▸ Source data
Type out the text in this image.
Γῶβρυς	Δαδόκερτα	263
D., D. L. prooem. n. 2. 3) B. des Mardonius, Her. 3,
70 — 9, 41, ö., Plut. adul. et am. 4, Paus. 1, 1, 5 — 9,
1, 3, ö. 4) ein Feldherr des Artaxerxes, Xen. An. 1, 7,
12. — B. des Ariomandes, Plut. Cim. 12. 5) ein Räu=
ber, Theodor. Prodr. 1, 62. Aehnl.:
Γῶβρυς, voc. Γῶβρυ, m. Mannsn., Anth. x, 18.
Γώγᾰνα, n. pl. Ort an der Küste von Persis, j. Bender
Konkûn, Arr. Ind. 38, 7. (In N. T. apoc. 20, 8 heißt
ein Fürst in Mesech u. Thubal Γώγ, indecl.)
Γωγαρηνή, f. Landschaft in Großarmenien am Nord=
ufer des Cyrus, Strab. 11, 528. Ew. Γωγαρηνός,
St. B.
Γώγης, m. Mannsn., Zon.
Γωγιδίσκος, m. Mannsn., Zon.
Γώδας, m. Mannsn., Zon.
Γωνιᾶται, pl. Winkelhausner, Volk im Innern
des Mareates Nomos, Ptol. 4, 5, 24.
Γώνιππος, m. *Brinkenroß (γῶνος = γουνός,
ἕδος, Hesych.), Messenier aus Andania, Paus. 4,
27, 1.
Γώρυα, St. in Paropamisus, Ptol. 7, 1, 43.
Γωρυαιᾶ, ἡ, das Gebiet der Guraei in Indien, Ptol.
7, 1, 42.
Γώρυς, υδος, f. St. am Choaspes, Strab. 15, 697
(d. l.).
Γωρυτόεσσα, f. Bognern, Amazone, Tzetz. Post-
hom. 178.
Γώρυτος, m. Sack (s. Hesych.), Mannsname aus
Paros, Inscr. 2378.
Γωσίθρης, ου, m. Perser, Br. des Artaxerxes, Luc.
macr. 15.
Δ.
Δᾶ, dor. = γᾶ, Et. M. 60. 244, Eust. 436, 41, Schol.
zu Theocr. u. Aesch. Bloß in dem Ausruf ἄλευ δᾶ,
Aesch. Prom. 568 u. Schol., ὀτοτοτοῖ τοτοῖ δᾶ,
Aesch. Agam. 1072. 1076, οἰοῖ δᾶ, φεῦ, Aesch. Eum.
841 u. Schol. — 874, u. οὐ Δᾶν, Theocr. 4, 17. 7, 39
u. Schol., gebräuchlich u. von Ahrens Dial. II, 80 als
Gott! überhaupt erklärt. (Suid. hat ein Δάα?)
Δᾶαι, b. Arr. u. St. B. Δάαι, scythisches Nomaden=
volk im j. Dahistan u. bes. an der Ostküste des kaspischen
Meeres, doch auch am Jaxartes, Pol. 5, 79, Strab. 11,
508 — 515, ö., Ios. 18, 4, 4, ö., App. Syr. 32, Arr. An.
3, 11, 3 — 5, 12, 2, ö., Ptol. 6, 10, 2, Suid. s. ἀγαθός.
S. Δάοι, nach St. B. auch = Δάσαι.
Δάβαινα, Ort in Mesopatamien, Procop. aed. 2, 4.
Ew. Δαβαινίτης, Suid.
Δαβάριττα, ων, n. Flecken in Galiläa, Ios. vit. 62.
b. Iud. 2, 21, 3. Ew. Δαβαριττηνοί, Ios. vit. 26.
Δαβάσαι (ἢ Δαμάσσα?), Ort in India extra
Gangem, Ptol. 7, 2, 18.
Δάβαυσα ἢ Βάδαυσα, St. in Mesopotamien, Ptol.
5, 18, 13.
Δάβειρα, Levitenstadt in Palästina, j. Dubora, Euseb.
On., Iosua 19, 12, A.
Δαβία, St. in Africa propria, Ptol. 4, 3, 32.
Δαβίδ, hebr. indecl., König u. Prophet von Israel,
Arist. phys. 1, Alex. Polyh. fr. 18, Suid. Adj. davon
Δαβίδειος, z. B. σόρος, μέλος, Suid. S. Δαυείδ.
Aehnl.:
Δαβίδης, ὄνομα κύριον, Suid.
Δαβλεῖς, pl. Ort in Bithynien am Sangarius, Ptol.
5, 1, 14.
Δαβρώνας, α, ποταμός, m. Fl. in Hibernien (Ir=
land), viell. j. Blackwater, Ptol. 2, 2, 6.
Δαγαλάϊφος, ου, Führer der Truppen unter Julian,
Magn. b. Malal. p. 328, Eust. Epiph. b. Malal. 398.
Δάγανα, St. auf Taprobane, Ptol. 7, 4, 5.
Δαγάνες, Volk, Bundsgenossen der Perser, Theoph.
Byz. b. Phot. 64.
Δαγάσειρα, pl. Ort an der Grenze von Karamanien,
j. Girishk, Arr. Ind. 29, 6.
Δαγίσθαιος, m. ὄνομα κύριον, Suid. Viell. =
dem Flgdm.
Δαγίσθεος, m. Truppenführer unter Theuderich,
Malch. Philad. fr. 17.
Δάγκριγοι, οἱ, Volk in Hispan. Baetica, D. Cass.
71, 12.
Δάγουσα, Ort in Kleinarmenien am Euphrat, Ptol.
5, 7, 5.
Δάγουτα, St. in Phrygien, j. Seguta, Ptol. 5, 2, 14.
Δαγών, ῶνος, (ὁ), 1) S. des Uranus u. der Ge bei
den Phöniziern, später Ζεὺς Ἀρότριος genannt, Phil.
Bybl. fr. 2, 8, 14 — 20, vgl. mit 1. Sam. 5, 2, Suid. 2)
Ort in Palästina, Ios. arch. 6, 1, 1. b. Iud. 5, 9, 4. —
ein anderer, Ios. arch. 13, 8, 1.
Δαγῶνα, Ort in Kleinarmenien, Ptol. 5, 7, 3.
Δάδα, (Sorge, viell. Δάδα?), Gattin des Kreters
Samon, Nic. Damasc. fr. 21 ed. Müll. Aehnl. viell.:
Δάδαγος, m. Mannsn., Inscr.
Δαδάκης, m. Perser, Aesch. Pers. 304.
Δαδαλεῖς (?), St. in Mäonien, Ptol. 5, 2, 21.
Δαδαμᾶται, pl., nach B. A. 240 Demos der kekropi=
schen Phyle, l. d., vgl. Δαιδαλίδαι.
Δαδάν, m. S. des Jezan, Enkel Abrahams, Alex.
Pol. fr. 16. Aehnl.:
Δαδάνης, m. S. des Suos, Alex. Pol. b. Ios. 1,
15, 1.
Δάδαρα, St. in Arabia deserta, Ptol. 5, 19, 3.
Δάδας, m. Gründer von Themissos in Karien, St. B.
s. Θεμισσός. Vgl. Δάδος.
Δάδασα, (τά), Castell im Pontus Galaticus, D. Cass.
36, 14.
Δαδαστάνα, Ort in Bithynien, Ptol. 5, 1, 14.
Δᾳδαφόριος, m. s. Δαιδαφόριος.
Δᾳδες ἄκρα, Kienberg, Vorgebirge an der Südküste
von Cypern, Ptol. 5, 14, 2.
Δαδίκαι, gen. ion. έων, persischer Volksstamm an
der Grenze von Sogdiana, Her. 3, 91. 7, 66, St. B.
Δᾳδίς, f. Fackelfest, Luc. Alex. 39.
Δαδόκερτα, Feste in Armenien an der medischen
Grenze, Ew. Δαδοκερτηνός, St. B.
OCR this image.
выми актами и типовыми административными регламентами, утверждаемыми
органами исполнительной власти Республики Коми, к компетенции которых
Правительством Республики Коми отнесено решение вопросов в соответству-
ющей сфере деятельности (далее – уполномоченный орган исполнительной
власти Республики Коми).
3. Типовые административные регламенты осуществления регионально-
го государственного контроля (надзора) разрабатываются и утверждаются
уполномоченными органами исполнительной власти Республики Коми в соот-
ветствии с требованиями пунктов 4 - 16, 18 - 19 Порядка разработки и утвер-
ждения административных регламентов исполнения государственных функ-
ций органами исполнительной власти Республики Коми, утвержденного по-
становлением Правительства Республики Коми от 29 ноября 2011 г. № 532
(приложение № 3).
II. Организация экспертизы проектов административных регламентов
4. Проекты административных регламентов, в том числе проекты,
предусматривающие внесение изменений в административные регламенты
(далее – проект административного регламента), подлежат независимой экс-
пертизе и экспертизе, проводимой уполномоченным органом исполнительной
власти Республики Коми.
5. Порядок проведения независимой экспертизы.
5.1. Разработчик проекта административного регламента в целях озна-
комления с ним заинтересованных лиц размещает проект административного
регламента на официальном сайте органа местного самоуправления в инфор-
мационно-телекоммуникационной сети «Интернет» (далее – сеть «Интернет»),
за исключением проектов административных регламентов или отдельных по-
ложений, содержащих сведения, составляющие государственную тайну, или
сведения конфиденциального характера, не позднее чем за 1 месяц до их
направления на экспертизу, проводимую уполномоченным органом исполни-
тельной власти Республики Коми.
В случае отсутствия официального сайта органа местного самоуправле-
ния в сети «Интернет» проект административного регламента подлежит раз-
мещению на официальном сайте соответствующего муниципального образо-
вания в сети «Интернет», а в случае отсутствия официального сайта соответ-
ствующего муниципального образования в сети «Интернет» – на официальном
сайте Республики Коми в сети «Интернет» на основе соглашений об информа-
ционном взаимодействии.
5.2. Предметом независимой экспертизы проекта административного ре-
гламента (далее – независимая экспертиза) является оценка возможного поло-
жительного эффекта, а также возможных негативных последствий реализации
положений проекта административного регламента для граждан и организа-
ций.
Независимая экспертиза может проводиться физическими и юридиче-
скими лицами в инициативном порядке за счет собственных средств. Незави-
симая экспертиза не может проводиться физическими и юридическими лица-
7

▸ What you are asked to do
Gather from the records above every line containing the string "Cass".

▸ In response
Δάγκριγοι, οἱ, Volk in Hispan. Baetica, D. Cass.
Δάδασα, (τά), Castell im Pontus Galaticus, D. Cass.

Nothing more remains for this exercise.